## THINGS TO DO
1. List every timestamp at which Sarah Ortiz Shields begins speaking in the interview transcript about tech community involvement in Austin politics.
2. Answer these questions using the interview transcript about tech community involvement in Austin politics:
(a) For about how many years had Sarah Ortiz Shields been working in software before she got involved?
(b) Which policy does she describe as being at the state level?
(c) Which policy does she describe as being on more of a local level?
3. Carry on the interview transcript about tech community involvement in Austin politics.

## EXTRACT
------------------------------
Lisa Graham (01:08):
Previous advocacy experience, or was this something that just really spoke to you, it sounds like?
Sarah Ortiz Shields (01:11):
Yeah, I had been working in software for about 10 years and after the Wendy Davis campaign, that’s really when I started to get involved and started learning about local politics and that’s what led me to the city and then to ATA. I mean, I always voted, but I was never really super engaged.
Lisa Graham (01:30):
Why this, why do you think the Austin tech community needs to be more involved in politics?
Sarah Ortiz Shields (01:36):
You know, it’s a huge population in Austin. We have so many tech companies here. They’re all millennials, they’re all voting age and speaking from personal experience, you know, people just don’t know what’s going on in local and state politics. And it’s really important because you have the opportunity to actually make change.
Lisa Graham (01:54):
Absolutely. And so talking about that presence, what are the issues that you saw maybe as an employee before you got to the advocacy side. Do you reflect back on things that you saw that really needed to change within that community or the culture?
Sarah Ortiz Shields (02:07):
I can’t really, because I wasn’t really, truly involved when I was working in software, working at startups. You know, I probably voted for my city council member and for mayor, but other than that, I was not really knowledgeable about state and local policy agendas or even what the Texas Lege meant or when it met or how I could have a voice in that.
Lisa Graham (02:28):
When you’re trying to communicate with the tech community and get them involved, right? Like, so if we’re saying the tech community needs to be more involved in the city, how, what are the tactics used to communicate with that community? That would be different than saying, Hey, neighborhoods need to be more involved. People in healthcare need to be more involved.
Sarah Ortiz Shields (02:43):
So there are policies, there are local and state policies that affect hiring and the tech sector. One being the bathroom bill, which is at the state level and then another one being the paid sick time, paid sick leave which was on more of a local level. So these are issues that affect hiring and retention in the tech sector and in hiring in Austin in general.
------------------------------
## DATA LINES
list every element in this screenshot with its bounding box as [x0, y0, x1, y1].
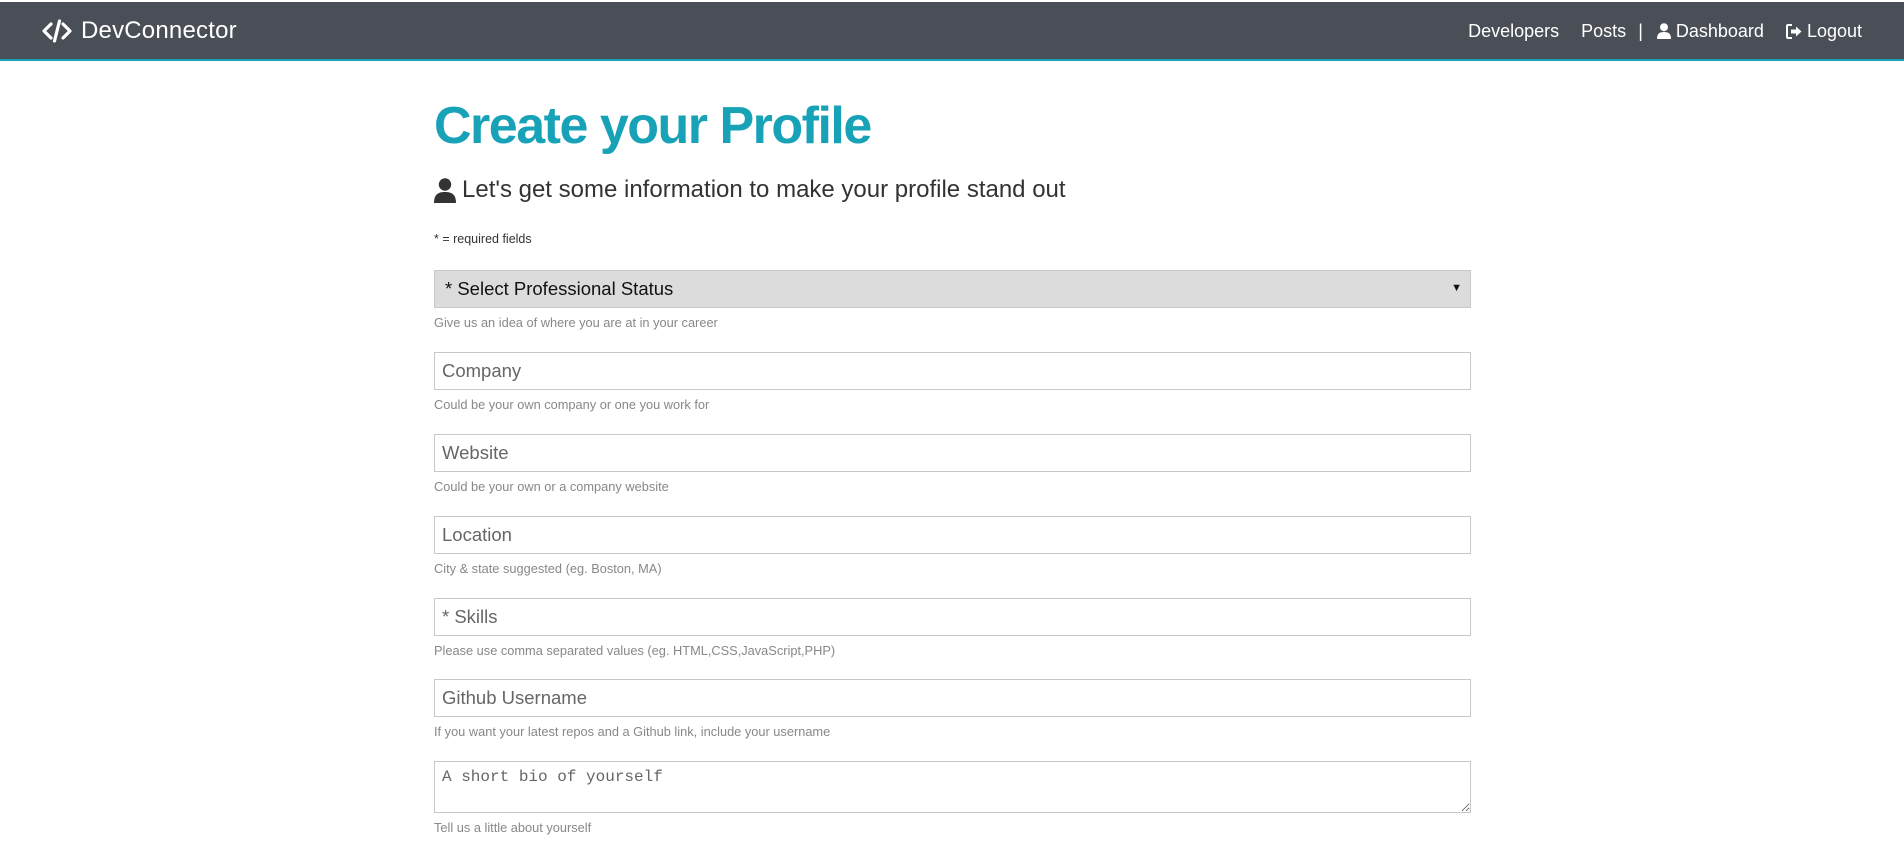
- nav-logout-link[interactable]: Logout: [1785, 20, 1862, 42]
- company-help: Could be your own company or one you wor…: [434, 397, 710, 412]
- lead-label: Let's get some information to make your …: [462, 176, 1066, 203]
- code-icon: [42, 19, 72, 43]
- nav-logout-label: Logout: [1806, 20, 1862, 41]
- nav-developers-link[interactable]: Developers: [1468, 21, 1559, 42]
- website-help: Could be your own or a company website: [434, 479, 669, 494]
- location-input[interactable]: [434, 516, 1471, 554]
- company-group: Could be your own company or one you wor…: [434, 352, 1471, 412]
- github-help: If you want your latest repos and a Gith…: [434, 724, 831, 739]
- nav-dashboard-label: Dashboard: [1675, 20, 1764, 41]
- status-select-value: * Select Professional Status: [445, 278, 674, 299]
- user-icon: [1656, 23, 1671, 39]
- status-select[interactable]: * Select Professional Status ▼: [434, 270, 1471, 308]
- skills-group: Please use comma separated values (eg. H…: [434, 598, 1471, 658]
- required-note: * = required fields: [434, 232, 532, 246]
- website-input[interactable]: [434, 434, 1471, 472]
- brand-label: DevConnector: [81, 17, 237, 44]
- bio-textarea[interactable]: [434, 761, 1471, 813]
- website-group: Could be your own or a company website: [434, 434, 1471, 494]
- nav-posts-link[interactable]: Posts: [1581, 21, 1626, 42]
- skills-help: Please use comma separated values (eg. H…: [434, 643, 836, 658]
- lead-text: Let's get some information to make your …: [434, 175, 1066, 205]
- location-group: City & state suggested (eg. Boston, MA): [434, 516, 1471, 576]
- skills-input[interactable]: [434, 598, 1471, 636]
- nav-separator: |: [1638, 20, 1643, 41]
- nav-links: Developers Posts | Dashboard Logout: [1468, 14, 1862, 48]
- bio-help: Tell us a little about yourself: [434, 820, 592, 835]
- bio-group: Tell us a little about yourself: [434, 761, 1471, 835]
- status-group: * Select Professional Status ▼ Give us a…: [434, 270, 1471, 330]
- user-icon: [434, 177, 456, 203]
- github-username-input[interactable]: [434, 679, 1471, 717]
- github-group: If you want your latest repos and a Gith…: [434, 679, 1471, 739]
- status-help: Give us an idea of where you are at in y…: [434, 315, 718, 330]
- sign-out-icon: [1785, 23, 1802, 39]
- location-help: City & state suggested (eg. Boston, MA): [434, 561, 662, 576]
- chevron-down-icon: ▼: [1451, 282, 1462, 294]
- brand-link[interactable]: DevConnector: [42, 14, 237, 48]
- navbar: DevConnector Developers Posts | Dashboar…: [0, 2, 1904, 61]
- nav-dashboard-link[interactable]: Dashboard: [1656, 20, 1764, 42]
- company-input[interactable]: [434, 352, 1471, 390]
- page-title: Create your Profile: [434, 97, 872, 155]
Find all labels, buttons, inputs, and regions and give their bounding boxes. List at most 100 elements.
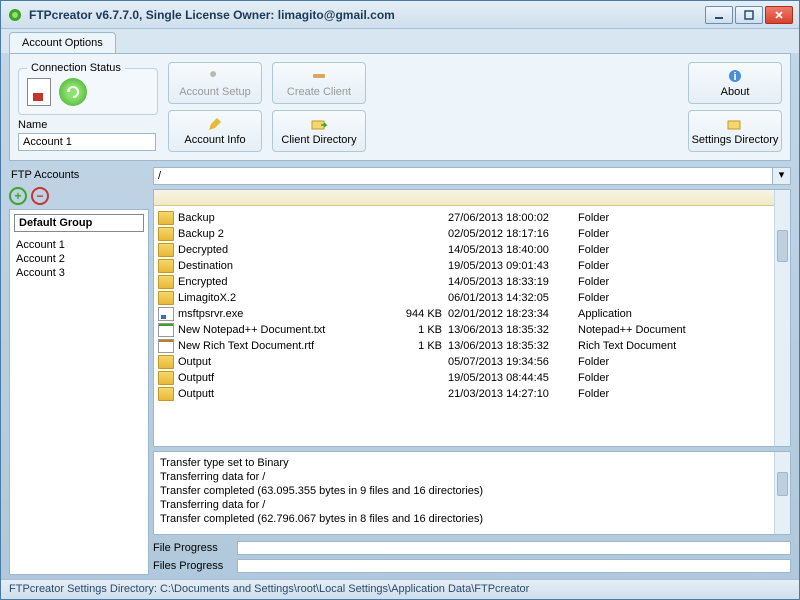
------------------------------
## ANSWERS
1. 01:11, 01:36, 02:07, 02:43

2.
(a) About 10 years
(b) The bathroom bill
(c) Paid sick time (paid sick leave)

3.
Lisa Graham (03:12):
So it’s more of, really talk to them about the political issues or maybe even at the legislative level that are going to be affecting their business, not necessarily affecting the people who are working at the companies?
Sarah Ortiz Shields (03:26):
Well, that affect the business and then also affect the employees. So, you know, happy employees, more involved employees are more likely to stay at companies longer. And one way that employees can get involved is on a civic level.
Lisa Graham (03:38):
Got it.
Dan Graham (03:40):
You know, there’s also specific policies that can impact large sectors of tech, you know, when you had the city coming out and making decisions around Uber and Lyft, you know, and the message that that might send to other tech companies who are thinking about launching transportation companies or autonomous driving companies, or when they’re making decisions about short-term rentals or alternative dwelling units, even though this is the hometown of HomeAway and, you know, what does that mean for other marketplace based businesses and is Austin going to be a safe place to come launch those tech companies?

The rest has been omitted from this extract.